• **GOAL**: Check each line below for the word "JSON", and copy those that have it.

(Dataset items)

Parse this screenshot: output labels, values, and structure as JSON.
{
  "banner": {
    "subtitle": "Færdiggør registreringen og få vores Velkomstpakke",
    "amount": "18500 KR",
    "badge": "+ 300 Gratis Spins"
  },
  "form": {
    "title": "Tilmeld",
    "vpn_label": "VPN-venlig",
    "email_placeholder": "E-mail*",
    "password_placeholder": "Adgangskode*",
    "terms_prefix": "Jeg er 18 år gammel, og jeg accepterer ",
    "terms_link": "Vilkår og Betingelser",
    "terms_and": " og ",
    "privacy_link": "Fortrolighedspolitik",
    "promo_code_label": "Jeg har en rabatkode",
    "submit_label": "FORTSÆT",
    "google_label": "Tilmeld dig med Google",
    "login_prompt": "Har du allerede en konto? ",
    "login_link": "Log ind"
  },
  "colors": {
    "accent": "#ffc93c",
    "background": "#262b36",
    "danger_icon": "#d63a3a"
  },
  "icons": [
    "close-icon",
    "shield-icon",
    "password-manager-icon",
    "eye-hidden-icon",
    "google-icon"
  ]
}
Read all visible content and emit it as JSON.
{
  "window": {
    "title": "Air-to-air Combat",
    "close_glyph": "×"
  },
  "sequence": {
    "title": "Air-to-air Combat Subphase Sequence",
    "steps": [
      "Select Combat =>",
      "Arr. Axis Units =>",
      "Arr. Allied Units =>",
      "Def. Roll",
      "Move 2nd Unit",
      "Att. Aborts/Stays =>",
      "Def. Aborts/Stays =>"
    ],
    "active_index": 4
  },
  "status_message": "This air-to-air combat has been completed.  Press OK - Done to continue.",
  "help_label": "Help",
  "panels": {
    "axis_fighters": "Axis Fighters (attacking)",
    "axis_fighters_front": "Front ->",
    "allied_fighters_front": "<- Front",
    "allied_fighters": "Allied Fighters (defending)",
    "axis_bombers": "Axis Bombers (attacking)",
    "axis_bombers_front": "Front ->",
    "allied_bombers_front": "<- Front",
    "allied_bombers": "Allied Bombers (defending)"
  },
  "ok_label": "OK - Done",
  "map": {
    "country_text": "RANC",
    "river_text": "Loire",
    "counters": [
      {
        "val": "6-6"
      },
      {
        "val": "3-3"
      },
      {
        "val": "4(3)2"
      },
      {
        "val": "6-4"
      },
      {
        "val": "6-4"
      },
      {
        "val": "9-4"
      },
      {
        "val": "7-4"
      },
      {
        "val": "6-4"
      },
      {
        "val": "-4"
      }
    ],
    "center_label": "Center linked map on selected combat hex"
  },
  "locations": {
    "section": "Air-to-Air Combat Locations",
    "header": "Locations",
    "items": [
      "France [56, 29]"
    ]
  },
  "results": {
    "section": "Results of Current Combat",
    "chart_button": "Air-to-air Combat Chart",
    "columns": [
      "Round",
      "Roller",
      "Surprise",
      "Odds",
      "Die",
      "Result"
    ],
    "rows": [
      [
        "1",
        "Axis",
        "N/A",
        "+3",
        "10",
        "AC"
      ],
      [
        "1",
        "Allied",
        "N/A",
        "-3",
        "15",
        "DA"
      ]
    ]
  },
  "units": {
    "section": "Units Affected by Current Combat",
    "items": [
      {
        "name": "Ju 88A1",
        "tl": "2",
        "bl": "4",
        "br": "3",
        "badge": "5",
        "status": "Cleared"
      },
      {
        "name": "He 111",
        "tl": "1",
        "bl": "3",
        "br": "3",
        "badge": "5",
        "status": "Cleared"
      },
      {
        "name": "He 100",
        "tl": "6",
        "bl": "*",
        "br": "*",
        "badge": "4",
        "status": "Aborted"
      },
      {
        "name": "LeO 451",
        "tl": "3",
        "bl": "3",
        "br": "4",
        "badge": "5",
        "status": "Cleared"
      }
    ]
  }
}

• **COMPLETE RESPONSE**:
Parse this screenshot: output labels, values, and structure as JSON.
Read all visible content and emit it as JSON.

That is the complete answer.